WHAT YOU ARE ASKED TO DO> Write out the data below in full, unchanged, minus the images.

DATA SUPPLIED>
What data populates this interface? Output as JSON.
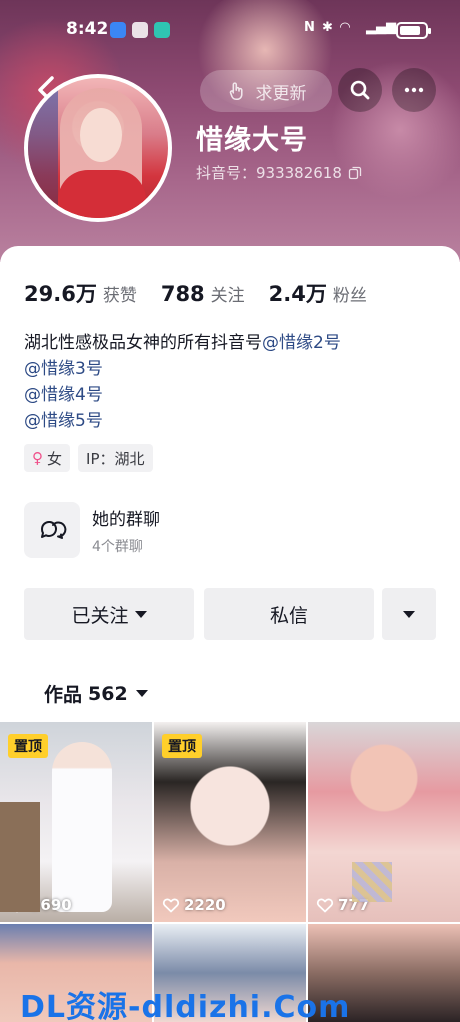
{
  "status_bar": {
    "time": "8:42"
  },
  "nav": {
    "update_label": "求更新"
  },
  "profile": {
    "name": "惜缘大号",
    "douyin_id": "抖音号：933382618"
  },
  "stats": [
    {
      "value": "29.6万",
      "label": "获赞"
    },
    {
      "value": "788",
      "label": "关注"
    },
    {
      "value": "2.4万",
      "label": "粉丝"
    }
  ],
  "bio": {
    "line1": "湖北性感极品女神的所有抖音号",
    "mentions": [
      "@惜缘2号",
      "@惜缘3号",
      "@惜缘4号",
      "@惜缘5号"
    ]
  },
  "tags": {
    "gender": "女",
    "ip": "IP：湖北"
  },
  "group_chat": {
    "title": "她的群聊",
    "subtitle": "4个群聊"
  },
  "actions": {
    "follow_label": "已关注",
    "message_label": "私信"
  },
  "works": {
    "label": "作品",
    "count": "562"
  },
  "grid": [
    {
      "pinned_label": "置顶",
      "likes": "5690"
    },
    {
      "pinned_label": "置顶",
      "likes": "2220"
    },
    {
      "pinned_label": "",
      "likes": "777"
    }
  ],
  "watermark": "DL资源-dldizhi.Com",
  "colors": {
    "mention": "#2d4a85",
    "pin": "#ffcf2b",
    "banner": "#8e4a72"
  }
}
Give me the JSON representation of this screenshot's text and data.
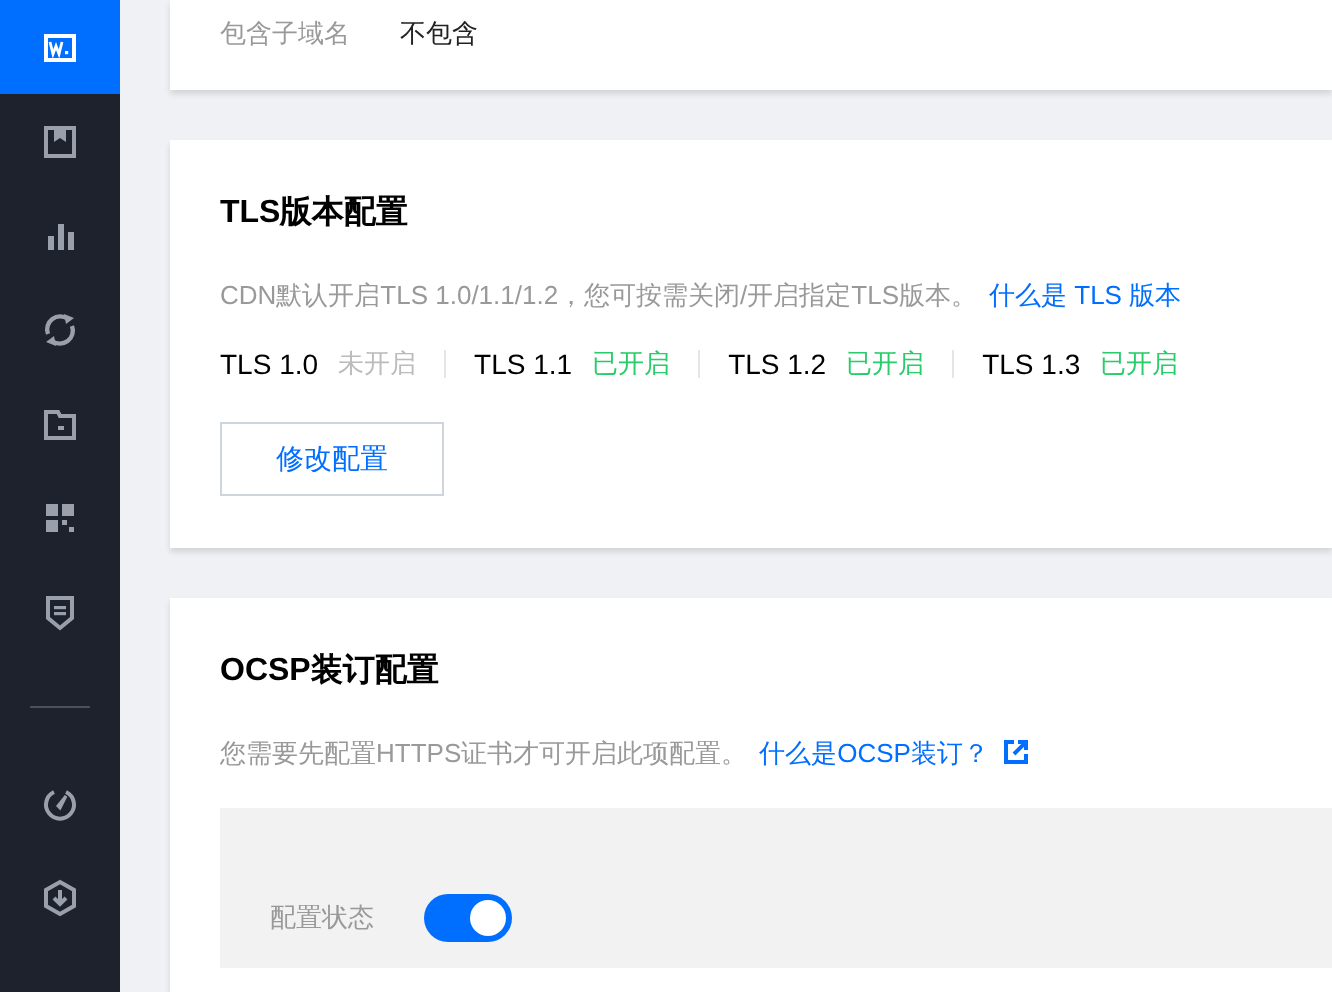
{
  "sidebar": {
    "items": [
      {
        "selected": true
      },
      {
        "selected": false
      },
      {
        "selected": false
      },
      {
        "selected": false
      },
      {
        "selected": false
      },
      {
        "selected": false
      },
      {
        "selected": false
      }
    ],
    "bottom_items": [
      {
        "selected": false
      },
      {
        "selected": false
      }
    ]
  },
  "domain_card": {
    "label": "包含子域名",
    "value": "不包含"
  },
  "tls_card": {
    "title": "TLS版本配置",
    "description": "CDN默认开启TLS 1.0/1.1/1.2，您可按需关闭/开启指定TLS版本。",
    "link": "什么是 TLS 版本",
    "versions": [
      {
        "name": "TLS 1.0",
        "status": "未开启",
        "on": false
      },
      {
        "name": "TLS 1.1",
        "status": "已开启",
        "on": true
      },
      {
        "name": "TLS 1.2",
        "status": "已开启",
        "on": true
      },
      {
        "name": "TLS 1.3",
        "status": "已开启",
        "on": true
      }
    ],
    "button": "修改配置"
  },
  "ocsp_card": {
    "title": "OCSP装订配置",
    "description": "您需要先配置HTTPS证书才可开启此项配置。",
    "link": "什么是OCSP装订？",
    "status_label": "配置状态",
    "on": true
  }
}
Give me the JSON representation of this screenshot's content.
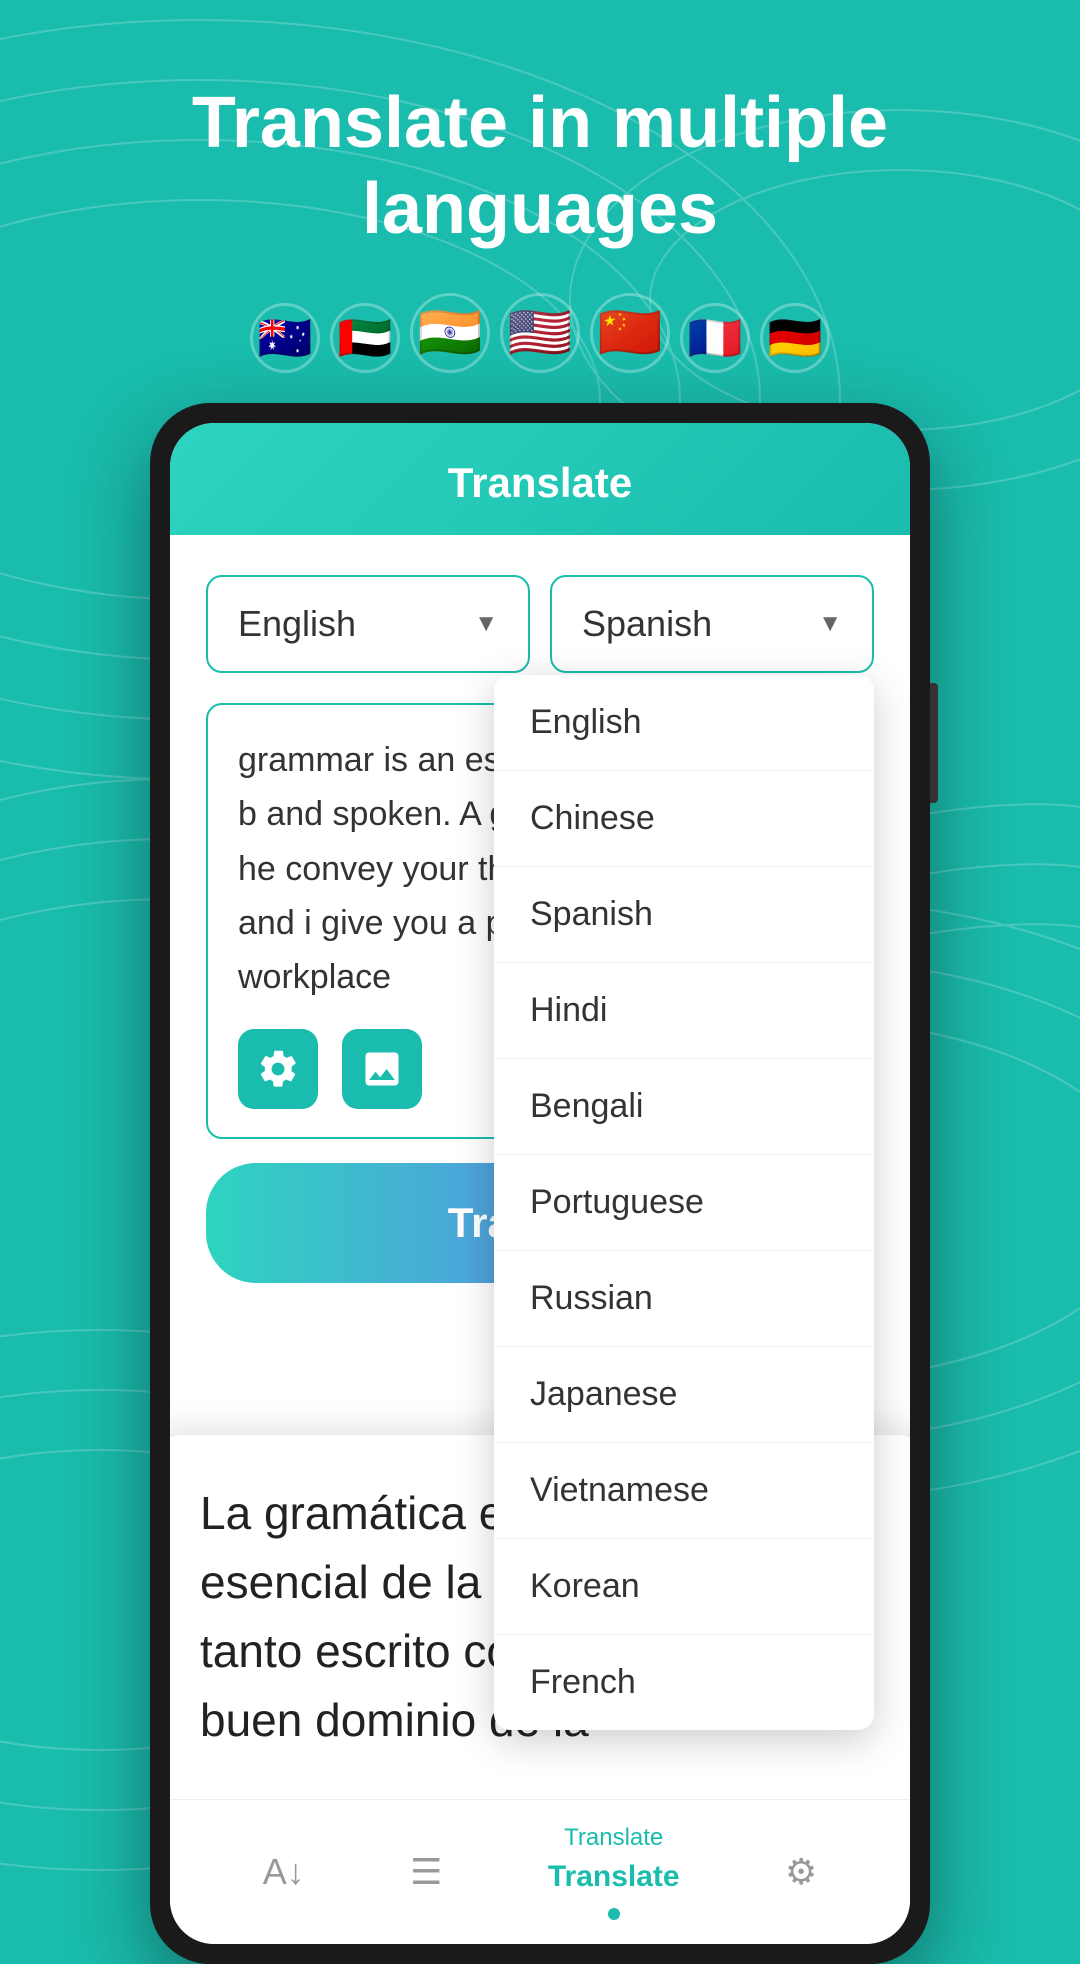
{
  "page": {
    "background_color": "#1ABCAD",
    "title": "Translate in multiple languages",
    "flags": [
      "🇦🇺",
      "🇦🇪",
      "🇮🇳",
      "🇺🇸",
      "🇨🇳",
      "🇫🇷",
      "🇩🇪"
    ]
  },
  "app": {
    "header_title": "Translate",
    "source_language": "English",
    "target_language": "Spanish",
    "input_text": "grammar is an esse of communication, b and spoken. A good of grammar can he convey your though and concisely, and i give you a professio the workplace",
    "translate_button_label": "Translate",
    "dropdown_languages": [
      "English",
      "Chinese",
      "Spanish",
      "Hindi",
      "Bengali",
      "Portuguese",
      "Russian",
      "Japanese",
      "Vietnamese",
      "Korean",
      "French"
    ],
    "translation_text": "La gramática es un aspecto esencial de la comunicación, tanto escrito como hablado. Un buen dominio de la"
  },
  "bottom_nav": {
    "items": [
      {
        "icon": "A↓",
        "label": "",
        "active": false
      },
      {
        "icon": "☰",
        "label": "",
        "active": false
      },
      {
        "icon": "Translate",
        "label": "Translate",
        "active": true
      },
      {
        "icon": "⚙",
        "label": "",
        "active": false
      }
    ]
  }
}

REPLY TO THE TASK>
What data populates this interface? Output as JSON.
{
  "status_bar": {
    "time": "8:42"
  },
  "nav": {
    "update_label": "求更新"
  },
  "profile": {
    "name": "惜缘大号",
    "douyin_id": "抖音号：933382618"
  },
  "stats": [
    {
      "value": "29.6万",
      "label": "获赞"
    },
    {
      "value": "788",
      "label": "关注"
    },
    {
      "value": "2.4万",
      "label": "粉丝"
    }
  ],
  "bio": {
    "line1": "湖北性感极品女神的所有抖音号",
    "mentions": [
      "@惜缘2号",
      "@惜缘3号",
      "@惜缘4号",
      "@惜缘5号"
    ]
  },
  "tags": {
    "gender": "女",
    "ip": "IP：湖北"
  },
  "group_chat": {
    "title": "她的群聊",
    "subtitle": "4个群聊"
  },
  "actions": {
    "follow_label": "已关注",
    "message_label": "私信"
  },
  "works": {
    "label": "作品",
    "count": "562"
  },
  "grid": [
    {
      "pinned_label": "置顶",
      "likes": "5690"
    },
    {
      "pinned_label": "置顶",
      "likes": "2220"
    },
    {
      "pinned_label": "",
      "likes": "777"
    }
  ],
  "watermark": "DL资源-dldizhi.Com",
  "colors": {
    "mention": "#2d4a85",
    "pin": "#ffcf2b",
    "banner": "#8e4a72"
  }
}
Give me the JSON representation of this screenshot's text and data.
{
  "sidebar": {
    "items": [
      {
        "selected": true
      },
      {
        "selected": false
      },
      {
        "selected": false
      },
      {
        "selected": false
      },
      {
        "selected": false
      },
      {
        "selected": false
      },
      {
        "selected": false
      }
    ],
    "bottom_items": [
      {
        "selected": false
      },
      {
        "selected": false
      }
    ]
  },
  "domain_card": {
    "label": "包含子域名",
    "value": "不包含"
  },
  "tls_card": {
    "title": "TLS版本配置",
    "description": "CDN默认开启TLS 1.0/1.1/1.2，您可按需关闭/开启指定TLS版本。",
    "link": "什么是 TLS 版本",
    "versions": [
      {
        "name": "TLS 1.0",
        "status": "未开启",
        "on": false
      },
      {
        "name": "TLS 1.1",
        "status": "已开启",
        "on": true
      },
      {
        "name": "TLS 1.2",
        "status": "已开启",
        "on": true
      },
      {
        "name": "TLS 1.3",
        "status": "已开启",
        "on": true
      }
    ],
    "button": "修改配置"
  },
  "ocsp_card": {
    "title": "OCSP装订配置",
    "description": "您需要先配置HTTPS证书才可开启此项配置。",
    "link": "什么是OCSP装订？",
    "status_label": "配置状态",
    "on": true
  }
}
Give me the JSON representation of this screenshot's content.
{
  "page": {
    "background_color": "#1ABCAD",
    "title": "Translate in multiple languages",
    "flags": [
      "🇦🇺",
      "🇦🇪",
      "🇮🇳",
      "🇺🇸",
      "🇨🇳",
      "🇫🇷",
      "🇩🇪"
    ]
  },
  "app": {
    "header_title": "Translate",
    "source_language": "English",
    "target_language": "Spanish",
    "input_text": "grammar is an esse of communication, b and spoken. A good of grammar can he convey your though and concisely, and i give you a professio the workplace",
    "translate_button_label": "Translate",
    "dropdown_languages": [
      "English",
      "Chinese",
      "Spanish",
      "Hindi",
      "Bengali",
      "Portuguese",
      "Russian",
      "Japanese",
      "Vietnamese",
      "Korean",
      "French"
    ],
    "translation_text": "La gramática es un aspecto esencial de la comunicación, tanto escrito como hablado. Un buen dominio de la"
  },
  "bottom_nav": {
    "items": [
      {
        "icon": "A↓",
        "label": "",
        "active": false
      },
      {
        "icon": "☰",
        "label": "",
        "active": false
      },
      {
        "icon": "Translate",
        "label": "Translate",
        "active": true
      },
      {
        "icon": "⚙",
        "label": "",
        "active": false
      }
    ]
  }
}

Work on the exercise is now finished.